# SOURCE MATERIAL
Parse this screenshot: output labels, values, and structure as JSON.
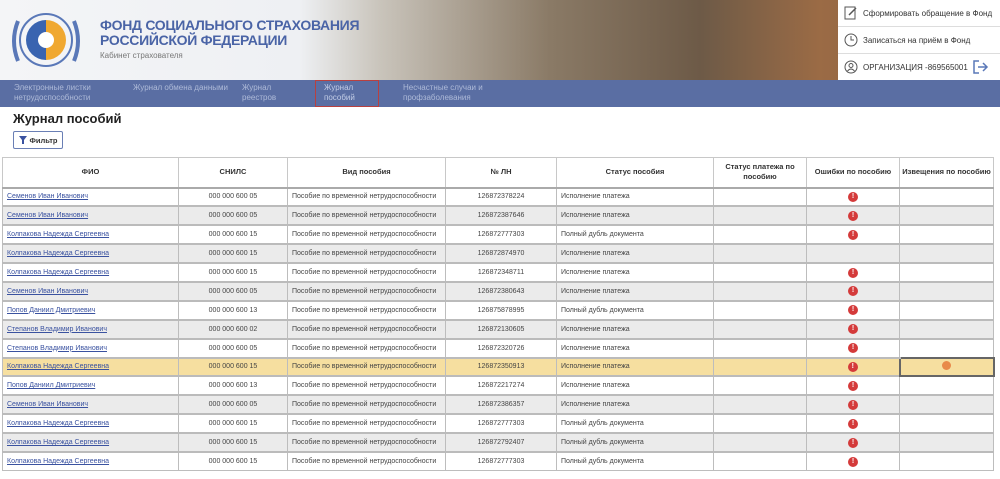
{
  "header": {
    "org_title": "ФОНД СОЦИАЛЬНОГО СТРАХОВАНИЯ РОССИЙСКОЙ ФЕДЕРАЦИИ",
    "subtitle": "Кабинет страхователя",
    "actions": [
      {
        "label": "Сформировать обращение в Фонд",
        "icon": "form-edit-icon"
      },
      {
        "label": "Записаться на приём в Фонд",
        "icon": "clock-icon"
      },
      {
        "label": "ОРГАНИЗАЦИЯ -869565001",
        "icon": "user-icon"
      }
    ]
  },
  "nav": {
    "items": [
      {
        "label": "Электронные листки нетрудоспособности"
      },
      {
        "label": "Журнал обмена данными"
      },
      {
        "label": "Журнал реестров"
      },
      {
        "label": "Журнал пособий",
        "active": true
      },
      {
        "label": "Несчастные случаи и профзаболевания"
      }
    ]
  },
  "page": {
    "title": "Журнал пособий",
    "filter_label": "Фильтр"
  },
  "colors": {
    "accent": "#5a6ea3",
    "error": "#d43a3a",
    "selected_row": "#f6dfa0"
  },
  "table": {
    "columns": [
      "ФИО",
      "СНИЛС",
      "Вид пособия",
      "№ ЛН",
      "Статус пособия",
      "Статус платежа по пособию",
      "Ошибки по пособию",
      "Извещения по пособию"
    ],
    "rows": [
      {
        "fio": "Семенов Иван Иванович",
        "snils": "000 000 600 05",
        "type": "Пособие по временной нетрудоспособности",
        "ln": "126872378224",
        "status": "Исполнение платежа",
        "pay": "",
        "error": true,
        "notice": false
      },
      {
        "fio": "Семенов Иван Иванович",
        "snils": "000 000 600 05",
        "type": "Пособие по временной нетрудоспособности",
        "ln": "126872387646",
        "status": "Исполнение платежа",
        "pay": "",
        "error": true,
        "notice": false
      },
      {
        "fio": "Колпакова Надежда Сергеевна",
        "snils": "000 000 600 15",
        "type": "Пособие по временной нетрудоспособности",
        "ln": "126872777303",
        "status": "Полный дубль документа",
        "pay": "",
        "error": true,
        "notice": false
      },
      {
        "fio": "Колпакова Надежда Сергеевна",
        "snils": "000 000 600 15",
        "type": "Пособие по временной нетрудоспособности",
        "ln": "126872874970",
        "status": "Исполнение платежа",
        "pay": "",
        "error": false,
        "notice": false
      },
      {
        "fio": "Колпакова Надежда Сергеевна",
        "snils": "000 000 600 15",
        "type": "Пособие по временной нетрудоспособности",
        "ln": "126872348711",
        "status": "Исполнение платежа",
        "pay": "",
        "error": true,
        "notice": false
      },
      {
        "fio": "Семенов Иван Иванович",
        "snils": "000 000 600 05",
        "type": "Пособие по временной нетрудоспособности",
        "ln": "126872380643",
        "status": "Исполнение платежа",
        "pay": "",
        "error": true,
        "notice": false
      },
      {
        "fio": "Попов Даниил Дмитриевич",
        "snils": "000 000 600 13",
        "type": "Пособие по временной нетрудоспособности",
        "ln": "126875878995",
        "status": "Полный дубль документа",
        "pay": "",
        "error": true,
        "notice": false
      },
      {
        "fio": "Степанов Владимир Иванович",
        "snils": "000 000 600 02",
        "type": "Пособие по временной нетрудоспособности",
        "ln": "126872130605",
        "status": "Исполнение платежа",
        "pay": "",
        "error": true,
        "notice": false
      },
      {
        "fio": "Степанов Владимир Иванович",
        "snils": "000 000 600 05",
        "type": "Пособие по временной нетрудоспособности",
        "ln": "126872320726",
        "status": "Исполнение платежа",
        "pay": "",
        "error": true,
        "notice": false
      },
      {
        "fio": "Колпакова Надежда Сергеевна",
        "snils": "000 000 600 15",
        "type": "Пособие по временной нетрудоспособности",
        "ln": "126872350913",
        "status": "Исполнение платежа",
        "pay": "",
        "error": true,
        "notice": true,
        "selected": true
      },
      {
        "fio": "Попов Даниил Дмитриевич",
        "snils": "000 000 600 13",
        "type": "Пособие по временной нетрудоспособности",
        "ln": "126872217274",
        "status": "Исполнение платежа",
        "pay": "",
        "error": true,
        "notice": false
      },
      {
        "fio": "Семенов Иван Иванович",
        "snils": "000 000 600 05",
        "type": "Пособие по временной нетрудоспособности",
        "ln": "126872386357",
        "status": "Исполнение платежа",
        "pay": "",
        "error": true,
        "notice": false
      },
      {
        "fio": "Колпакова Надежда Сергеевна",
        "snils": "000 000 600 15",
        "type": "Пособие по временной нетрудоспособности",
        "ln": "126872777303",
        "status": "Полный дубль документа",
        "pay": "",
        "error": true,
        "notice": false
      },
      {
        "fio": "Колпакова Надежда Сергеевна",
        "snils": "000 000 600 15",
        "type": "Пособие по временной нетрудоспособности",
        "ln": "126872792407",
        "status": "Полный дубль документа",
        "pay": "",
        "error": true,
        "notice": false
      },
      {
        "fio": "Колпакова Надежда Сергеевна",
        "snils": "000 000 600 15",
        "type": "Пособие по временной нетрудоспособности",
        "ln": "126872777303",
        "status": "Полный дубль документа",
        "pay": "",
        "error": true,
        "notice": false
      }
    ]
  }
}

# STATED GOAL
Quote the data exactly, leaving every image out of the copy.

# CORRECT RESULT
Parse this screenshot: output labels, values, and structure as JSON.
{
  "header": {
    "org_title": "ФОНД СОЦИАЛЬНОГО СТРАХОВАНИЯ РОССИЙСКОЙ ФЕДЕРАЦИИ",
    "subtitle": "Кабинет страхователя",
    "actions": [
      {
        "label": "Сформировать обращение в Фонд",
        "icon": "form-edit-icon"
      },
      {
        "label": "Записаться на приём в Фонд",
        "icon": "clock-icon"
      },
      {
        "label": "ОРГАНИЗАЦИЯ -869565001",
        "icon": "user-icon"
      }
    ]
  },
  "nav": {
    "items": [
      {
        "label": "Электронные листки нетрудоспособности"
      },
      {
        "label": "Журнал обмена данными"
      },
      {
        "label": "Журнал реестров"
      },
      {
        "label": "Журнал пособий",
        "active": true
      },
      {
        "label": "Несчастные случаи и профзаболевания"
      }
    ]
  },
  "page": {
    "title": "Журнал пособий",
    "filter_label": "Фильтр"
  },
  "colors": {
    "accent": "#5a6ea3",
    "error": "#d43a3a",
    "selected_row": "#f6dfa0"
  },
  "table": {
    "columns": [
      "ФИО",
      "СНИЛС",
      "Вид пособия",
      "№ ЛН",
      "Статус пособия",
      "Статус платежа по пособию",
      "Ошибки по пособию",
      "Извещения по пособию"
    ],
    "rows": [
      {
        "fio": "Семенов Иван Иванович",
        "snils": "000 000 600 05",
        "type": "Пособие по временной нетрудоспособности",
        "ln": "126872378224",
        "status": "Исполнение платежа",
        "pay": "",
        "error": true,
        "notice": false
      },
      {
        "fio": "Семенов Иван Иванович",
        "snils": "000 000 600 05",
        "type": "Пособие по временной нетрудоспособности",
        "ln": "126872387646",
        "status": "Исполнение платежа",
        "pay": "",
        "error": true,
        "notice": false
      },
      {
        "fio": "Колпакова Надежда Сергеевна",
        "snils": "000 000 600 15",
        "type": "Пособие по временной нетрудоспособности",
        "ln": "126872777303",
        "status": "Полный дубль документа",
        "pay": "",
        "error": true,
        "notice": false
      },
      {
        "fio": "Колпакова Надежда Сергеевна",
        "snils": "000 000 600 15",
        "type": "Пособие по временной нетрудоспособности",
        "ln": "126872874970",
        "status": "Исполнение платежа",
        "pay": "",
        "error": false,
        "notice": false
      },
      {
        "fio": "Колпакова Надежда Сергеевна",
        "snils": "000 000 600 15",
        "type": "Пособие по временной нетрудоспособности",
        "ln": "126872348711",
        "status": "Исполнение платежа",
        "pay": "",
        "error": true,
        "notice": false
      },
      {
        "fio": "Семенов Иван Иванович",
        "snils": "000 000 600 05",
        "type": "Пособие по временной нетрудоспособности",
        "ln": "126872380643",
        "status": "Исполнение платежа",
        "pay": "",
        "error": true,
        "notice": false
      },
      {
        "fio": "Попов Даниил Дмитриевич",
        "snils": "000 000 600 13",
        "type": "Пособие по временной нетрудоспособности",
        "ln": "126875878995",
        "status": "Полный дубль документа",
        "pay": "",
        "error": true,
        "notice": false
      },
      {
        "fio": "Степанов Владимир Иванович",
        "snils": "000 000 600 02",
        "type": "Пособие по временной нетрудоспособности",
        "ln": "126872130605",
        "status": "Исполнение платежа",
        "pay": "",
        "error": true,
        "notice": false
      },
      {
        "fio": "Степанов Владимир Иванович",
        "snils": "000 000 600 05",
        "type": "Пособие по временной нетрудоспособности",
        "ln": "126872320726",
        "status": "Исполнение платежа",
        "pay": "",
        "error": true,
        "notice": false
      },
      {
        "fio": "Колпакова Надежда Сергеевна",
        "snils": "000 000 600 15",
        "type": "Пособие по временной нетрудоспособности",
        "ln": "126872350913",
        "status": "Исполнение платежа",
        "pay": "",
        "error": true,
        "notice": true,
        "selected": true
      },
      {
        "fio": "Попов Даниил Дмитриевич",
        "snils": "000 000 600 13",
        "type": "Пособие по временной нетрудоспособности",
        "ln": "126872217274",
        "status": "Исполнение платежа",
        "pay": "",
        "error": true,
        "notice": false
      },
      {
        "fio": "Семенов Иван Иванович",
        "snils": "000 000 600 05",
        "type": "Пособие по временной нетрудоспособности",
        "ln": "126872386357",
        "status": "Исполнение платежа",
        "pay": "",
        "error": true,
        "notice": false
      },
      {
        "fio": "Колпакова Надежда Сергеевна",
        "snils": "000 000 600 15",
        "type": "Пособие по временной нетрудоспособности",
        "ln": "126872777303",
        "status": "Полный дубль документа",
        "pay": "",
        "error": true,
        "notice": false
      },
      {
        "fio": "Колпакова Надежда Сергеевна",
        "snils": "000 000 600 15",
        "type": "Пособие по временной нетрудоспособности",
        "ln": "126872792407",
        "status": "Полный дубль документа",
        "pay": "",
        "error": true,
        "notice": false
      },
      {
        "fio": "Колпакова Надежда Сергеевна",
        "snils": "000 000 600 15",
        "type": "Пособие по временной нетрудоспособности",
        "ln": "126872777303",
        "status": "Полный дубль документа",
        "pay": "",
        "error": true,
        "notice": false
      }
    ]
  }
}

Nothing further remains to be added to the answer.